Begin

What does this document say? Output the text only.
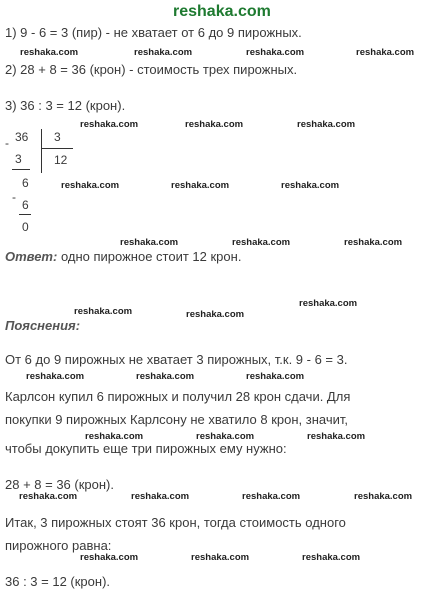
reshaka.com
1) 9 - 6 = 3 (пир) - не хватает от 6 до 9 пирожных.
2) 28 + 8 = 36 (крон) - стоимость трех пирожных.
3) 36 : 3 = 12 (крон).
- 36 3
3	12
6
-
6
0
Ответ: одно пирожное стоит 12 крон.
Пояснения:
От 6 до 9 пирожных не хватает 3 пирожных, т.к. 9 - 6 = 3.
Карлсон купил 6 пирожных и получил 28 крон сдачи. Для
покупки 9 пирожных Карлсону не хватило 8 крон, значит,
чтобы докупить еще три пирожных ему нужно:
28 + 8 = 36 (крон).
Итак, 3 пирожных стоят 36 крон, тогда стоимость одного
пирожного равна:
36 : 3 = 12 (крон).
reshaka.com	reshaka.com	reshaka.com	reshaka.com
reshaka.com	reshaka.com	reshaka.com
reshaka.com	reshaka.com	reshaka.com
reshaka.com	reshaka.com	reshaka.com
reshaka.com
reshaka.com	reshaka.com
reshaka.com	reshaka.com	reshaka.com
reshaka.com	reshaka.com	reshaka.com
reshaka.com	reshaka.com	reshaka.com	reshaka.com
reshaka.com	reshaka.com	reshaka.com
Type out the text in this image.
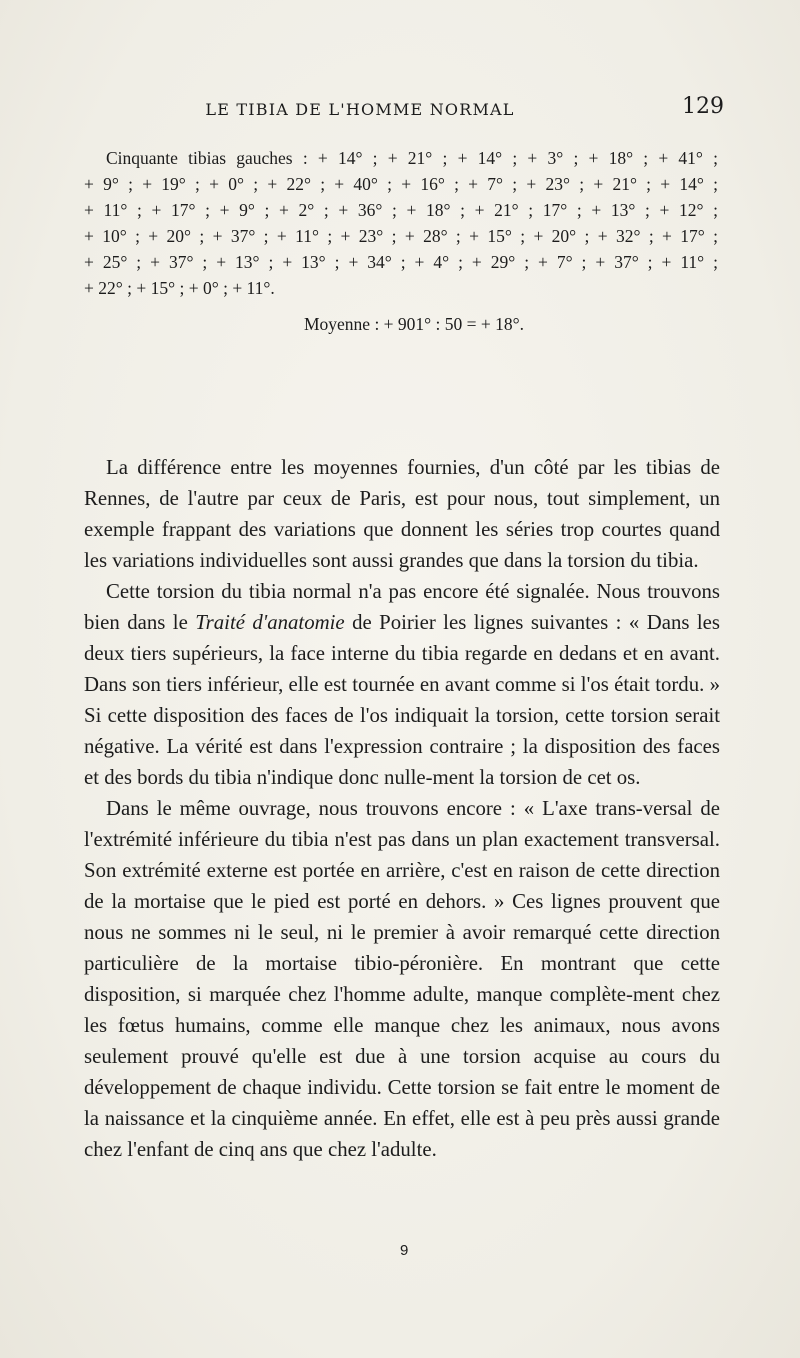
LE TIBIA DE L'HOMME NORMAL	129
Cinquante tibias gauches : + 14° ; + 21° ; + 14° ; + 3° ; + 18° ; + 41° ;
+ 9° ; + 19° ; + 0° ; + 22° ; + 40° ; + 16° ; + 7° ; + 23° ; + 21° ; + 14° ;
+ 11° ; + 17° ; + 9° ; + 2° ; + 36° ; + 18° ; + 21° ; 17° ; + 13° ; + 12° ;
+ 10° ; + 20° ; + 37° ; + 11° ; + 23° ; + 28° ; + 15° ; + 20° ; + 32° ; + 17° ;
+ 25° ; + 37° ; + 13° ; + 13° ; + 34° ; + 4° ; + 29° ; + 7° ; + 37° ; + 11° ;
+ 22° ; + 15° ; + 0° ; + 11°.
Moyenne : + 901° : 50 = + 18°.

La différence entre les moyennes fournies, d'un côté par les tibias de Rennes, de l'autre par ceux de Paris, est pour nous, tout simplement, un exemple frappant des variations que donnent les séries trop courtes quand les variations individuelles sont aussi grandes que dans la torsion du tibia.

Cette torsion du tibia normal n'a pas encore été signalée. Nous trouvons bien dans le Traité d'anatomie de Poirier les lignes suivantes : « Dans les deux tiers supérieurs, la face interne du tibia regarde en dedans et en avant. Dans son tiers inférieur, elle est tournée en avant comme si l'os était tordu. » Si cette disposition des faces de l'os indiquait la torsion, cette torsion serait négative. La vérité est dans l'expression contraire ; la disposition des faces et des bords du tibia n'indique donc nulle-ment la torsion de cet os.

Dans le même ouvrage, nous trouvons encore : « L'axe trans-versal de l'extrémité inférieure du tibia n'est pas dans un plan exactement transversal. Son extrémité externe est portée en arrière, c'est en raison de cette direction de la mortaise que le pied est porté en dehors. » Ces lignes prouvent que nous ne sommes ni le seul, ni le premier à avoir remarqué cette direction particulière de la mortaise tibio-péronière. En montrant que cette disposition, si marquée chez l'homme adulte, manque complète-ment chez les fœtus humains, comme elle manque chez les animaux, nous avons seulement prouvé qu'elle est due à une torsion acquise au cours du développement de chaque individu. Cette torsion se fait entre le moment de la naissance et la cinquième année. En effet, elle est à peu près aussi grande chez l'enfant de cinq ans que chez l'adulte.

9
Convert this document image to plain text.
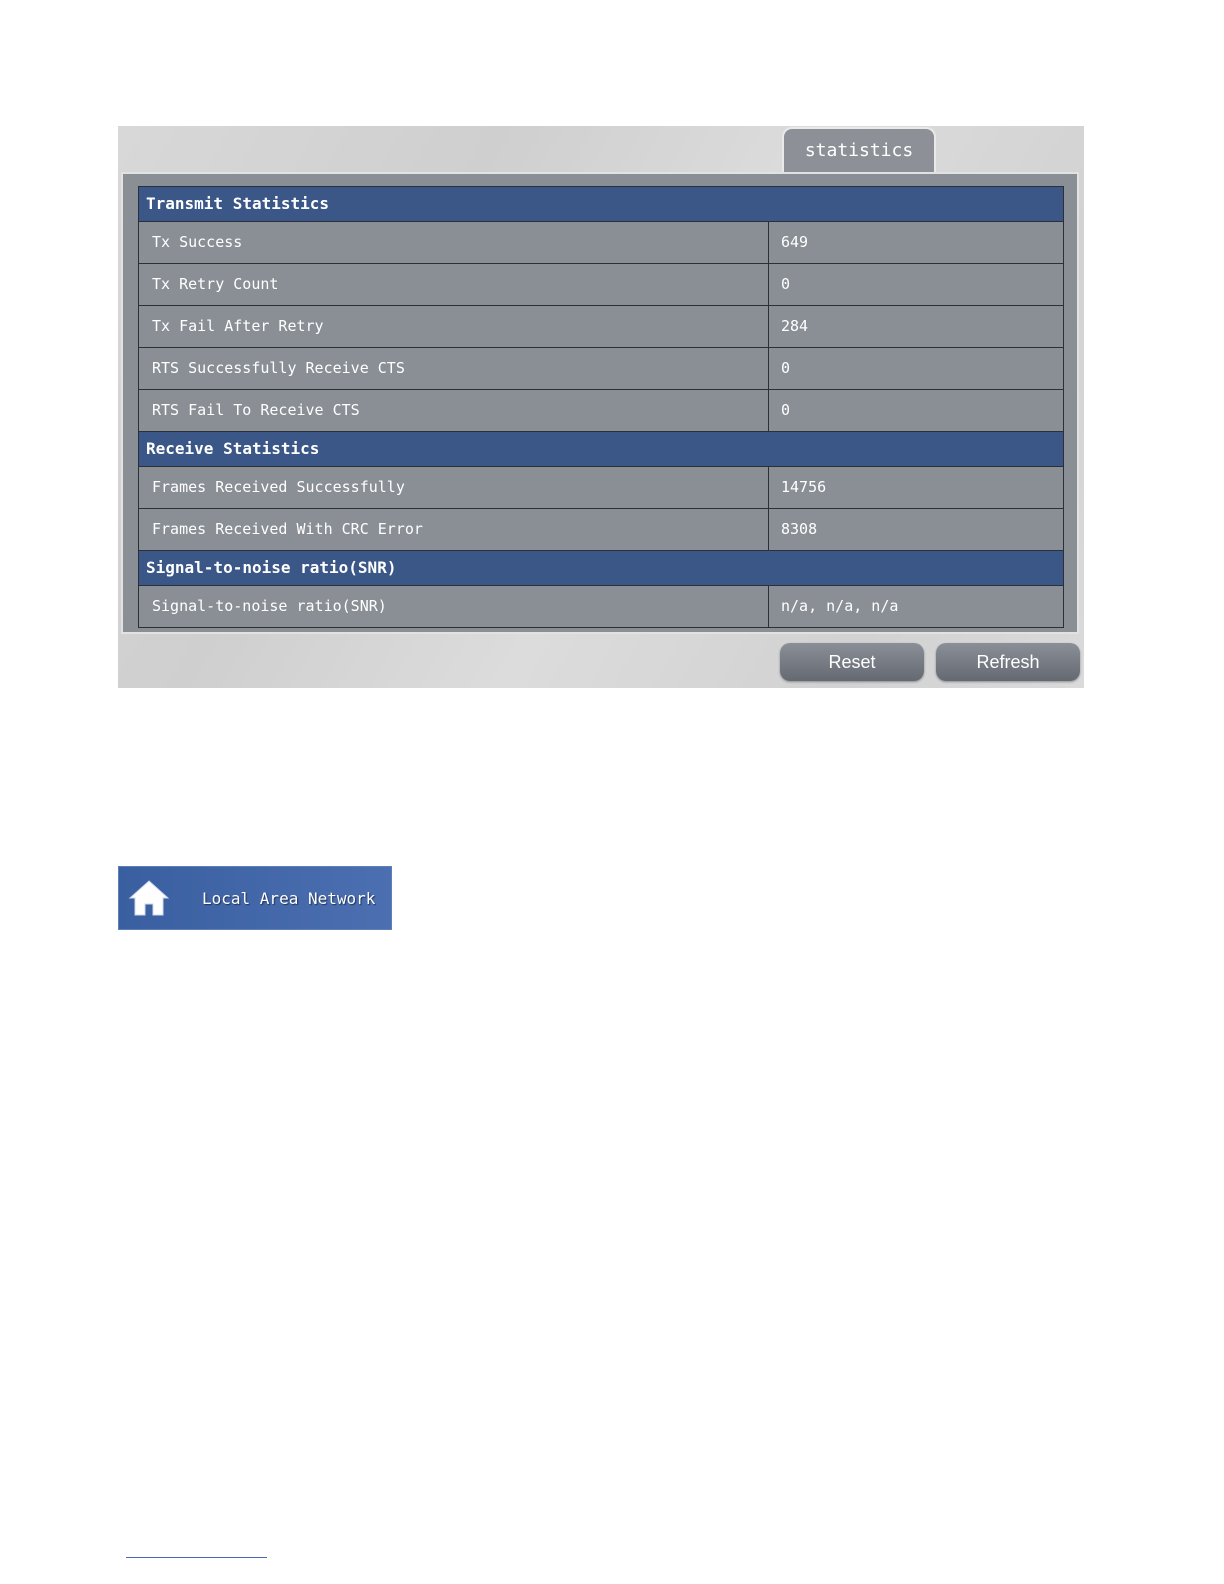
statistics
Transmit Statistics
Tx Success	649
Tx Retry Count	0
Tx Fail After Retry	284
RTS Successfully Receive CTS	0
RTS Fail To Receive CTS	0
Receive Statistics
Frames Received Successfully	14756
Frames Received With CRC Error	8308
Signal-to-noise ratio(SNR)
Signal-to-noise ratio(SNR)	n/a, n/a, n/a
Reset	Refresh
Local Area Network
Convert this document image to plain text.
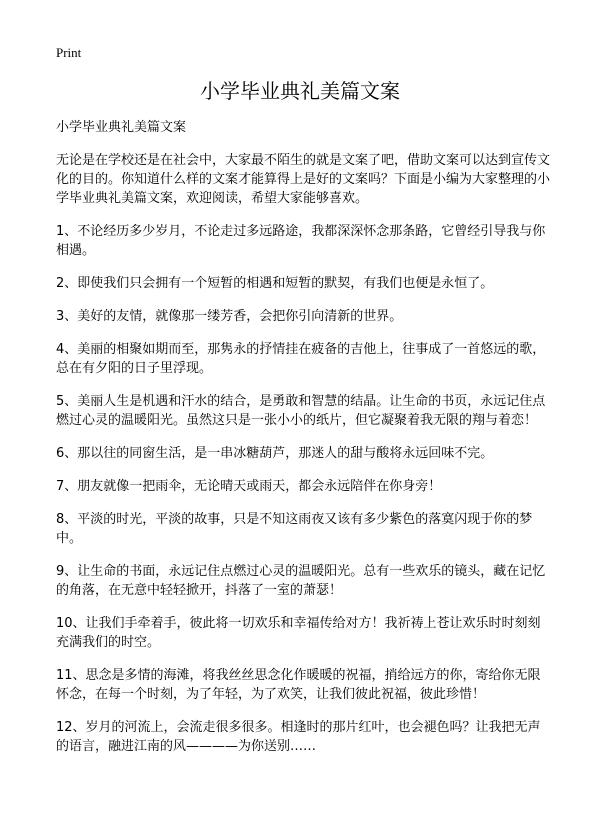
Print
小学毕业典礼美篇文案
小学毕业典礼美篇文案

无论是在学校还是在社会中，大家最不陌生的就是文案了吧，借助文案可以达到宣传文化的目的。你知道什么样的文案才能算得上是好的文案吗？下面是小编为大家整理的小学毕业典礼美篇文案，欢迎阅读，希望大家能够喜欢。

1、不论经历多少岁月，不论走过多远路途，我都深深怀念那条路，它曾经引导我与你相遇。

2、即使我们只会拥有一个短暂的相遇和短暂的默契，有我们也便是永恒了。

3、美好的友情，就像那一缕芳香，会把你引向清新的世界。

4、美丽的相聚如期而至，那隽永的抒情挂在疲备的吉他上，往事成了一首悠远的歌，总在有夕阳的日子里浮现。

5、美丽人生是机遇和汗水的结合，是勇敢和智慧的结晶。让生命的书页，永远记住点燃过心灵的温暖阳光。虽然这只是一张小小的纸片，但它凝聚着我无限的翔与着恋！

6、那以往的同窗生活，是一串冰糖葫芦，那迷人的甜与酸将永远回味不完。

7、朋友就像一把雨伞，无论晴天或雨天，都会永远陪伴在你身旁！

8、平淡的时光，平淡的故事，只是不知这雨夜又该有多少紫色的落寞闪现于你的梦中。

9、让生命的书面，永远记住点燃过心灵的温暖阳光。总有一些欢乐的镜头，藏在记忆的角落，在无意中轻轻掀开，抖落了一室的萧瑟！

10、让我们手牵着手，彼此将一切欢乐和幸福传给对方！我祈祷上苍让欢乐时时刻刻充满我们的时空。

11、思念是多情的海滩，将我丝丝思念化作暖暖的祝福，捎给远方的你，寄给你无限怀念，在每一个时刻，为了年轻，为了欢笑，让我们彼此祝福，彼此珍惜！

12、岁月的河流上，会流走很多很多。相逢时的那片红叶，也会褪色吗？让我把无声的语言，融进江南的风————为你送别……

End

## Instructions for the task
Exclude the pictures and repeat every other part of the records word for word.

## Finished exercise
What does this document say? Output the text only.
reshaka.com
1) 9 - 6 = 3 (пир) - не хватает от 6 до 9 пирожных.
2) 28 + 8 = 36 (крон) - стоимость трех пирожных.
3) 36 : 3 = 12 (крон).
- 36 3
3	12
6
-
6
0
Ответ: одно пирожное стоит 12 крон.
Пояснения:
От 6 до 9 пирожных не хватает 3 пирожных, т.к. 9 - 6 = 3.
Карлсон купил 6 пирожных и получил 28 крон сдачи. Для
покупки 9 пирожных Карлсону не хватило 8 крон, значит,
чтобы докупить еще три пирожных ему нужно:
28 + 8 = 36 (крон).
Итак, 3 пирожных стоят 36 крон, тогда стоимость одного
пирожного равна:
36 : 3 = 12 (крон).
reshaka.com	reshaka.com	reshaka.com	reshaka.com
reshaka.com	reshaka.com	reshaka.com
reshaka.com	reshaka.com	reshaka.com
reshaka.com	reshaka.com	reshaka.com
reshaka.com
reshaka.com	reshaka.com
reshaka.com	reshaka.com	reshaka.com
reshaka.com	reshaka.com	reshaka.com
reshaka.com	reshaka.com	reshaka.com	reshaka.com
reshaka.com	reshaka.com	reshaka.com
Type out the text in this image.
LE TIBIA DE L'HOMME NORMAL	129
Cinquante tibias gauches : + 14° ; + 21° ; + 14° ; + 3° ; + 18° ; + 41° ;
+ 9° ; + 19° ; + 0° ; + 22° ; + 40° ; + 16° ; + 7° ; + 23° ; + 21° ; + 14° ;
+ 11° ; + 17° ; + 9° ; + 2° ; + 36° ; + 18° ; + 21° ; 17° ; + 13° ; + 12° ;
+ 10° ; + 20° ; + 37° ; + 11° ; + 23° ; + 28° ; + 15° ; + 20° ; + 32° ; + 17° ;
+ 25° ; + 37° ; + 13° ; + 13° ; + 34° ; + 4° ; + 29° ; + 7° ; + 37° ; + 11° ;
+ 22° ; + 15° ; + 0° ; + 11°.
Moyenne : + 901° : 50 = + 18°.

La différence entre les moyennes fournies, d'un côté par les tibias de Rennes, de l'autre par ceux de Paris, est pour nous, tout simplement, un exemple frappant des variations que donnent les séries trop courtes quand les variations individuelles sont aussi grandes que dans la torsion du tibia.

Cette torsion du tibia normal n'a pas encore été signalée. Nous trouvons bien dans le Traité d'anatomie de Poirier les lignes suivantes : « Dans les deux tiers supérieurs, la face interne du tibia regarde en dedans et en avant. Dans son tiers inférieur, elle est tournée en avant comme si l'os était tordu. » Si cette disposition des faces de l'os indiquait la torsion, cette torsion serait négative. La vérité est dans l'expression contraire ; la disposition des faces et des bords du tibia n'indique donc nulle-ment la torsion de cet os.

Dans le même ouvrage, nous trouvons encore : « L'axe trans-versal de l'extrémité inférieure du tibia n'est pas dans un plan exactement transversal. Son extrémité externe est portée en arrière, c'est en raison de cette direction de la mortaise que le pied est porté en dehors. » Ces lignes prouvent que nous ne sommes ni le seul, ni le premier à avoir remarqué cette direction particulière de la mortaise tibio-péronière. En montrant que cette disposition, si marquée chez l'homme adulte, manque complète-ment chez les fœtus humains, comme elle manque chez les animaux, nous avons seulement prouvé qu'elle est due à une torsion acquise au cours du développement de chaque individu. Cette torsion se fait entre le moment de la naissance et la cinquième année. En effet, elle est à peu près aussi grande chez l'enfant de cinq ans que chez l'adulte.

9
Convert this document image to plain text.
statistics
Transmit Statistics
Tx Success	649
Tx Retry Count	0
Tx Fail After Retry	284
RTS Successfully Receive CTS	0
RTS Fail To Receive CTS	0
Receive Statistics
Frames Received Successfully	14756
Frames Received With CRC Error	8308
Signal-to-noise ratio(SNR)
Signal-to-noise ratio(SNR)	n/a, n/a, n/a
Reset	Refresh
Local Area Network
Convert this document image to plain text.
Print
小学毕业典礼美篇文案
小学毕业典礼美篇文案

无论是在学校还是在社会中，大家最不陌生的就是文案了吧，借助文案可以达到宣传文化的目的。你知道什么样的文案才能算得上是好的文案吗？下面是小编为大家整理的小学毕业典礼美篇文案，欢迎阅读，希望大家能够喜欢。

1、不论经历多少岁月，不论走过多远路途，我都深深怀念那条路，它曾经引导我与你相遇。

2、即使我们只会拥有一个短暂的相遇和短暂的默契，有我们也便是永恒了。

3、美好的友情，就像那一缕芳香，会把你引向清新的世界。

4、美丽的相聚如期而至，那隽永的抒情挂在疲备的吉他上，往事成了一首悠远的歌，总在有夕阳的日子里浮现。

5、美丽人生是机遇和汗水的结合，是勇敢和智慧的结晶。让生命的书页，永远记住点燃过心灵的温暖阳光。虽然这只是一张小小的纸片，但它凝聚着我无限的翔与着恋！

6、那以往的同窗生活，是一串冰糖葫芦，那迷人的甜与酸将永远回味不完。

7、朋友就像一把雨伞，无论晴天或雨天，都会永远陪伴在你身旁！

8、平淡的时光，平淡的故事，只是不知这雨夜又该有多少紫色的落寞闪现于你的梦中。

9、让生命的书面，永远记住点燃过心灵的温暖阳光。总有一些欢乐的镜头，藏在记忆的角落，在无意中轻轻掀开，抖落了一室的萧瑟！

10、让我们手牵着手，彼此将一切欢乐和幸福传给对方！我祈祷上苍让欢乐时时刻刻充满我们的时空。

11、思念是多情的海滩，将我丝丝思念化作暖暖的祝福，捎给远方的你，寄给你无限怀念，在每一个时刻，为了年轻，为了欢笑，让我们彼此祝福，彼此珍惜！

12、岁月的河流上，会流走很多很多。相逢时的那片红叶，也会褪色吗？让我把无声的语言，融进江南的风————为你送别……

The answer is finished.